→ Instruction: Please quote all of the data below word for word, leaving out the pictures.

→ The records:

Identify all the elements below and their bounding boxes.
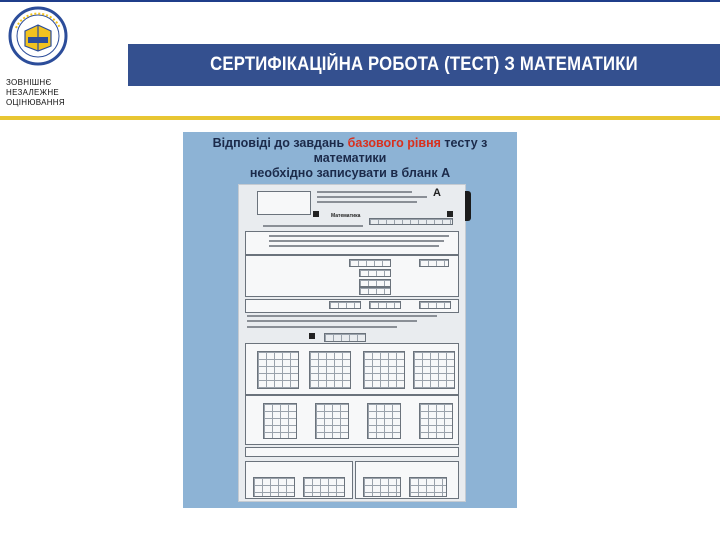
accent-rule [0,116,720,120]
title-banner [128,44,720,86]
sheet-edge-tab [465,191,471,221]
slide-title [183,136,517,181]
org-line-1: ЗОВНІШНЄ [6,78,52,87]
title-line-2: необхідно записувати в бланк А [249,166,451,180]
code-grid [369,218,453,225]
banner-title: СЕРТИФІКАЦІЙНА РОБОТА (ТЕСТ) З МАТЕМАТИКИ [210,54,638,75]
answer-sheet-image [238,184,466,502]
title-part-2: тесту з математики [313,136,488,165]
corner-marker [313,211,319,217]
title-part-1: Відповіді до завдань [212,136,348,150]
subject-label: Математика [331,213,361,219]
corner-marker [447,211,453,217]
org-line-2: НЕЗАЛЕЖНЕ [6,88,60,97]
organization-name [6,78,65,108]
ukrainian-center-logo [8,6,68,66]
form-letter: А [433,187,441,199]
slide-panel [183,132,517,508]
title-highlight: базового рівня [347,136,441,150]
org-line-3: ОЦІНЮВАННЯ [6,98,65,107]
sheet-id-box [257,191,311,215]
top-rule [0,0,720,2]
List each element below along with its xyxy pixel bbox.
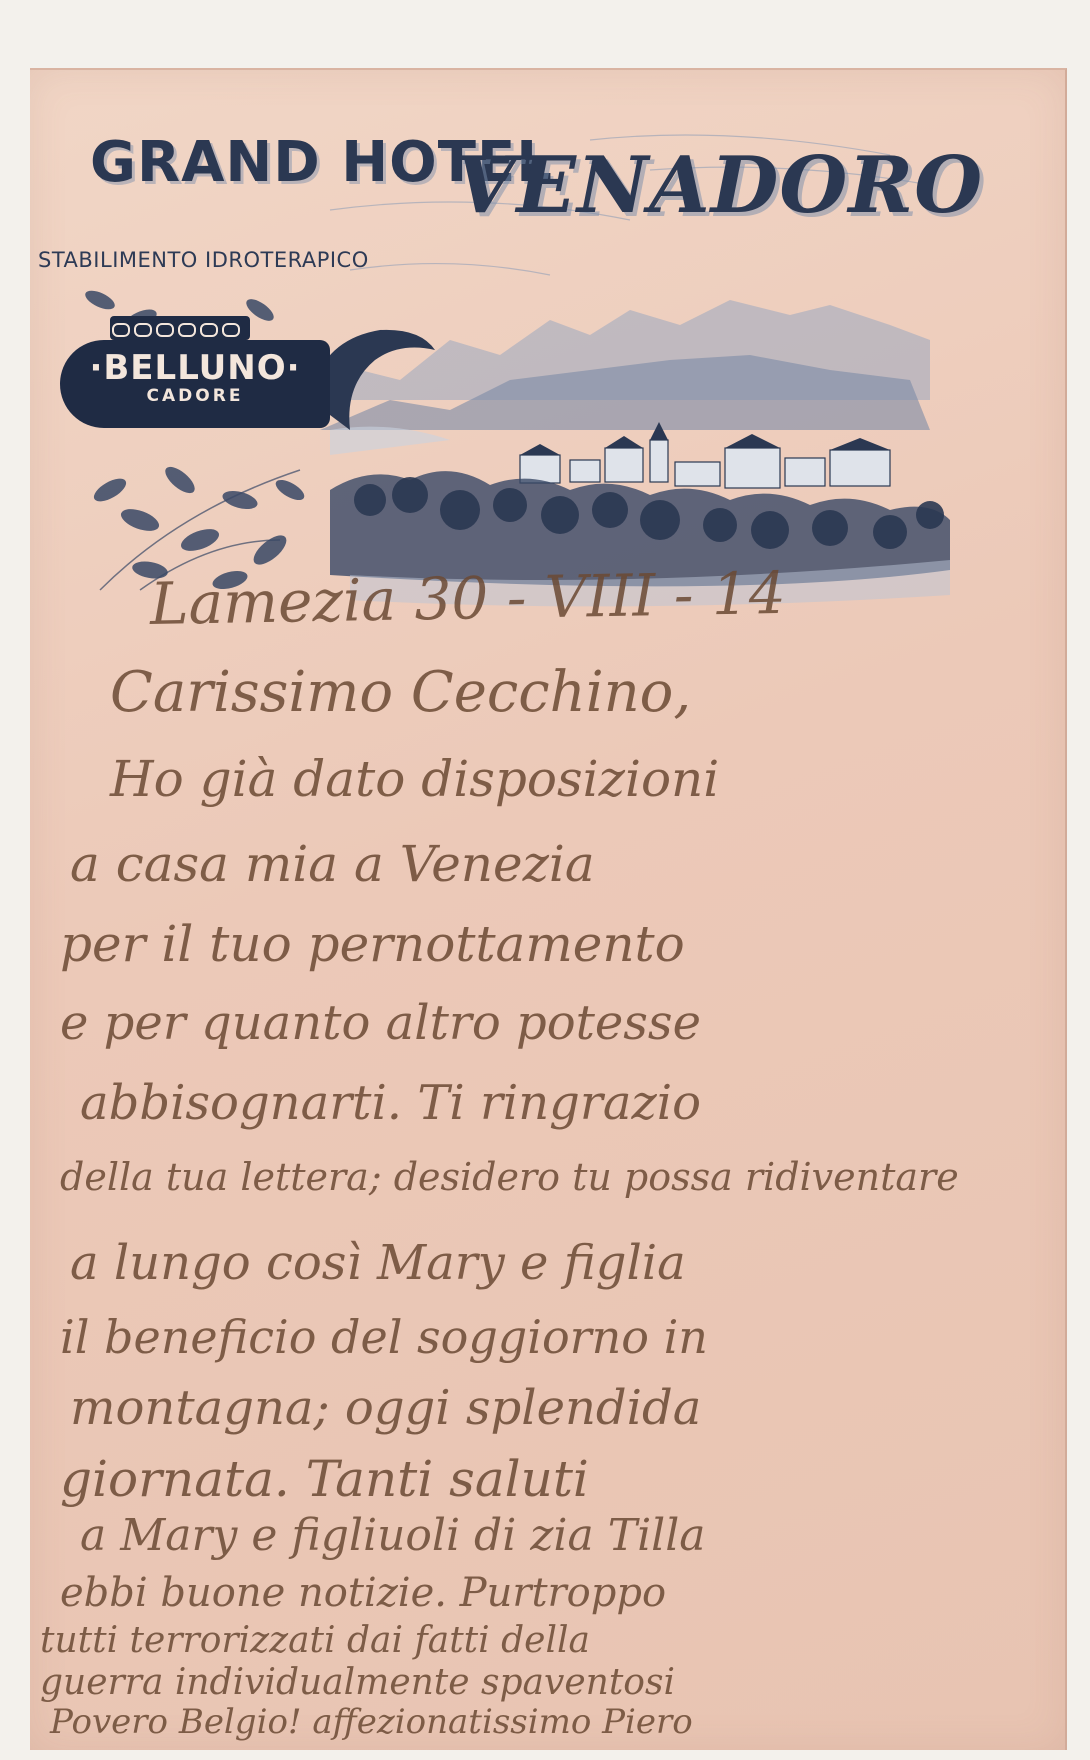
letter-line: montagna; oggi splendida bbox=[70, 1380, 702, 1436]
letter-line: abbisognarti. Ti ringrazio bbox=[80, 1075, 701, 1131]
letter-signoff: Povero Belgio! affezionatissimo Piero bbox=[50, 1702, 693, 1742]
letter-line: tutti terrorizzati dai fatti della bbox=[40, 1620, 590, 1661]
badge-region: CADORE bbox=[146, 386, 244, 406]
badge-city: ·BELLUNO· bbox=[89, 348, 301, 388]
letter-date: Lamezia 30 - VIII - 14 bbox=[149, 558, 787, 638]
letter-line: giornata. Tanti saluti bbox=[60, 1450, 589, 1508]
letter-line: della tua lettera; desidero tu possa ridiventare bbox=[60, 1155, 959, 1199]
letter-line: ebbi buone notizie. Purtroppo bbox=[60, 1570, 667, 1616]
letter-line: a Mary e figliuoli di zia Tilla bbox=[80, 1510, 706, 1561]
letter-line: a casa mia a Venezia bbox=[70, 835, 595, 893]
letter-line: per il tuo pernottamento bbox=[60, 915, 685, 973]
postcard bbox=[30, 68, 1067, 1750]
hotel-title-prefix: GRAND HOTEL bbox=[90, 130, 553, 195]
hotel-name: VENADORO bbox=[455, 140, 984, 231]
letter-line: il beneficio del soggiorno in bbox=[60, 1310, 708, 1364]
hotel-subtitle: STABILIMENTO IDROTERAPICO bbox=[38, 248, 369, 272]
letter-line: a lungo così Mary e figlia bbox=[70, 1235, 686, 1291]
handwritten-letter bbox=[30, 70, 1065, 1750]
letter-greeting: Carissimo Cecchino, bbox=[110, 660, 692, 725]
letter-line: e per quanto altro potesse bbox=[60, 995, 701, 1051]
letter-line: Ho già dato disposizioni bbox=[110, 750, 720, 808]
letter-line: guerra individualmente spaventosi bbox=[40, 1662, 675, 1703]
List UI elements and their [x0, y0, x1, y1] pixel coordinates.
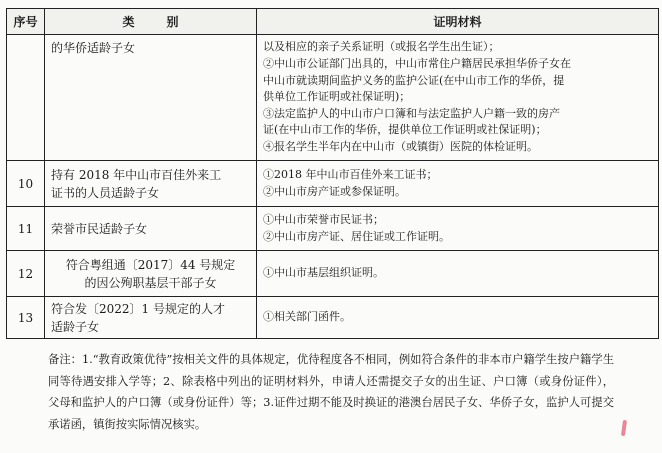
row-category — [45, 161, 257, 207]
table-row — [7, 207, 659, 251]
footnote: 备注：1.“教育政策优待”按相关文件的具体规定，优待程度各不相同，例如符合条件的非本市户籍学生按户籍学生同等待遇安排入学等；2、除表格中列出的证明材料外，申请人还需提交子女的出生证、户口簿（或身份证件），父母和监护人的户口簿（或身份证件）等；3.证件过期不能及时换证的港澳台居民子女、华侨子女，监护人可提交承诺函，镇街按实际情况核实。 — [48, 353, 614, 431]
pen-mark — [621, 420, 627, 436]
material-line: ②中山市公证部门出具的，中山市常住户籍居民承担华侨子女在 — [263, 57, 571, 71]
row-category: 的华侨适龄子女 — [45, 35, 257, 161]
row-category — [45, 297, 257, 339]
row-index: 10 — [7, 161, 45, 207]
row-materials — [257, 207, 659, 251]
category-line: 适龄子女 — [51, 319, 100, 334]
material-line: ③法定监护人的中山市户口簿和与法定监护人户籍一致的房产 — [263, 106, 560, 120]
category-line: 的因公殉职基层干部子女 — [84, 275, 217, 290]
material-line: ②中山市房产证、居住证或工作证明。 — [263, 229, 450, 243]
header-materials: 证明材料 — [257, 9, 659, 35]
table-header-row — [7, 9, 659, 35]
material-line: ①中山市荣誉市民证书； — [263, 212, 384, 226]
row-materials — [257, 35, 659, 161]
row-index: 13 — [7, 297, 45, 339]
row-index: 12 — [7, 251, 45, 297]
material-line: 以及相应的亲子关系证明（或报名学生出生证）； — [263, 40, 500, 54]
table-row — [7, 161, 659, 207]
material-line: ①相关部门函件。 — [263, 310, 351, 324]
row-materials — [257, 297, 659, 339]
header-category: 类 别 — [45, 9, 257, 35]
row-index — [7, 35, 45, 161]
table-row — [7, 297, 659, 339]
category-line: 证书的人员适龄子女 — [51, 185, 160, 200]
row-materials — [257, 161, 659, 207]
category-line: 符合发〔2022〕1 号规定的人才 — [51, 301, 225, 316]
material-line: ①2018 年中山市百佳外来工证书； — [263, 167, 438, 181]
material-line: ①中山市基层组织证明。 — [263, 266, 384, 280]
material-line: 中山市就读期间监护义务的监护公证(在中山市工作的华侨，提 — [263, 73, 565, 87]
row-index: 11 — [7, 207, 45, 251]
table-row-continued — [7, 35, 659, 161]
material-line: 证(在中山市工作的华侨，提供单位工作证明或社保证明)； — [263, 123, 547, 137]
category-line: 荣誉市民适龄子女 — [51, 221, 148, 236]
row-category — [45, 207, 257, 251]
certificate-table — [6, 8, 659, 339]
category-line: 持有 2018 年中山市百佳外来工 — [51, 167, 222, 182]
material-line: ②中山市房产证或参保证明。 — [263, 184, 406, 198]
material-line: ④报名学生半年内在中山市（或镇街）医院的体检证明。 — [263, 139, 538, 153]
row-materials — [257, 251, 659, 297]
header-index: 序号 — [7, 9, 45, 35]
row-category — [45, 251, 257, 297]
category-line: 符合粤组通〔2017〕44 号规定 — [65, 257, 236, 272]
table-row — [7, 251, 659, 297]
material-line: 供单位工作证明或社保证明)； — [263, 90, 411, 104]
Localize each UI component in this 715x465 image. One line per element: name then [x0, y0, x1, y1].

→ Result:
Identify all the elements below and their bounding boxes.
accent-rule [0,116,720,120]
title-banner [128,44,720,86]
sheet-edge-tab [465,191,471,221]
slide-title [183,136,517,181]
org-line-1: ЗОВНІШНЄ [6,78,52,87]
title-line-2: необхідно записувати в бланк А [249,166,451,180]
code-grid [369,218,453,225]
banner-title: СЕРТИФІКАЦІЙНА РОБОТА (ТЕСТ) З МАТЕМАТИКИ [210,54,638,75]
answer-sheet-image [238,184,466,502]
title-part-2: тесту з математики [313,136,488,165]
corner-marker [313,211,319,217]
title-part-1: Відповіді до завдань [212,136,348,150]
subject-label: Математика [331,213,361,219]
corner-marker [447,211,453,217]
org-line-2: НЕЗАЛЕЖНЕ [6,88,60,97]
organization-name [6,78,65,108]
ukrainian-center-logo [8,6,68,66]
form-letter: А [433,187,441,199]
slide-panel [183,132,517,508]
title-highlight: базового рівня [347,136,441,150]
org-line-3: ОЦІНЮВАННЯ [6,98,65,107]
sheet-id-box [257,191,311,215]
top-rule [0,0,720,2]
List each element below along with its xyxy pixel bbox.
letter-line: montagna; oggi splendida bbox=[70, 1380, 702, 1436]
letter-line: abbisognarti. Ti ringrazio bbox=[80, 1075, 701, 1131]
letter-signoff: Povero Belgio! affezionatissimo Piero bbox=[50, 1702, 693, 1742]
letter-line: tutti terrorizzati dai fatti della bbox=[40, 1620, 590, 1661]
badge-region: CADORE bbox=[146, 386, 244, 406]
badge-city: ·BELLUNO· bbox=[89, 348, 301, 388]
letter-date: Lamezia 30 - VIII - 14 bbox=[149, 558, 787, 638]
letter-line: giornata. Tanti saluti bbox=[60, 1450, 589, 1508]
letter-line: della tua lettera; desidero tu possa ridiventare bbox=[60, 1155, 959, 1199]
letter-line: ebbi buone notizie. Purtroppo bbox=[60, 1570, 667, 1616]
letter-line: a Mary e figliuoli di zia Tilla bbox=[80, 1510, 706, 1561]
letter-line: a casa mia a Venezia bbox=[70, 835, 595, 893]
letter-line: per il tuo pernottamento bbox=[60, 915, 685, 973]
postcard bbox=[30, 68, 1067, 1750]
hotel-title-prefix: GRAND HOTEL bbox=[90, 130, 553, 195]
hotel-name: VENADORO bbox=[455, 140, 984, 231]
letter-line: il beneficio del soggiorno in bbox=[60, 1310, 708, 1364]
hotel-subtitle: STABILIMENTO IDROTERAPICO bbox=[38, 248, 369, 272]
letter-line: a lungo così Mary e figlia bbox=[70, 1235, 686, 1291]
handwritten-letter bbox=[30, 70, 1065, 1750]
letter-greeting: Carissimo Cecchino, bbox=[110, 660, 692, 725]
letter-line: e per quanto altro potesse bbox=[60, 995, 701, 1051]
letter-line: Ho già dato disposizioni bbox=[110, 750, 720, 808]
letter-line: guerra individualmente spaventosi bbox=[40, 1662, 675, 1703]
List UI elements and their [x0, y0, x1, y1] pixel coordinates.
row-category — [45, 161, 257, 207]
table-row — [7, 207, 659, 251]
footnote: 备注：1.“教育政策优待”按相关文件的具体规定，优待程度各不相同，例如符合条件的非本市户籍学生按户籍学生同等待遇安排入学等；2、除表格中列出的证明材料外，申请人还需提交子女的出生证、户口簿（或身份证件），父母和监护人的户口簿（或身份证件）等；3.证件过期不能及时换证的港澳台居民子女、华侨子女，监护人可提交承诺函，镇街按实际情况核实。 — [48, 353, 614, 431]
pen-mark — [621, 420, 627, 436]
material-line: ②中山市公证部门出具的，中山市常住户籍居民承担华侨子女在 — [263, 57, 571, 71]
row-category: 的华侨适龄子女 — [45, 35, 257, 161]
row-category — [45, 297, 257, 339]
row-index: 10 — [7, 161, 45, 207]
row-materials — [257, 207, 659, 251]
category-line: 适龄子女 — [51, 319, 100, 334]
material-line: ③法定监护人的中山市户口簿和与法定监护人户籍一致的房产 — [263, 106, 560, 120]
category-line: 的因公殉职基层干部子女 — [84, 275, 217, 290]
material-line: ②中山市房产证、居住证或工作证明。 — [263, 229, 450, 243]
header-materials: 证明材料 — [257, 9, 659, 35]
table-header-row — [7, 9, 659, 35]
material-line: ①中山市荣誉市民证书； — [263, 212, 384, 226]
row-materials — [257, 35, 659, 161]
row-index: 13 — [7, 297, 45, 339]
row-index: 12 — [7, 251, 45, 297]
material-line: 以及相应的亲子关系证明（或报名学生出生证）； — [263, 40, 500, 54]
table-row — [7, 161, 659, 207]
material-line: ①相关部门函件。 — [263, 310, 351, 324]
row-materials — [257, 297, 659, 339]
header-category: 类 别 — [45, 9, 257, 35]
row-index — [7, 35, 45, 161]
table-row — [7, 297, 659, 339]
category-line: 证书的人员适龄子女 — [51, 185, 160, 200]
row-materials — [257, 161, 659, 207]
category-line: 符合发〔2022〕1 号规定的人才 — [51, 301, 225, 316]
material-line: ①2018 年中山市百佳外来工证书； — [263, 167, 438, 181]
material-line: ①中山市基层组织证明。 — [263, 266, 384, 280]
material-line: 中山市就读期间监护义务的监护公证(在中山市工作的华侨，提 — [263, 73, 565, 87]
row-index: 11 — [7, 207, 45, 251]
table-row-continued — [7, 35, 659, 161]
material-line: 证(在中山市工作的华侨，提供单位工作证明或社保证明)； — [263, 123, 547, 137]
category-line: 荣誉市民适龄子女 — [51, 221, 148, 236]
row-category — [45, 207, 257, 251]
certificate-table — [6, 8, 659, 339]
category-line: 持有 2018 年中山市百佳外来工 — [51, 167, 222, 182]
material-line: ②中山市房产证或参保证明。 — [263, 184, 406, 198]
material-line: ④报名学生半年内在中山市（或镇街）医院的体检证明。 — [263, 139, 538, 153]
row-materials — [257, 251, 659, 297]
header-index: 序号 — [7, 9, 45, 35]
row-category — [45, 251, 257, 297]
category-line: 符合粤组通〔2017〕44 号规定 — [65, 257, 236, 272]
table-row — [7, 251, 659, 297]
material-line: 供单位工作证明或社保证明)； — [263, 90, 411, 104]
Localize each UI component in this 715x465 image. One line per element: name then [x0, y0, x1, y1].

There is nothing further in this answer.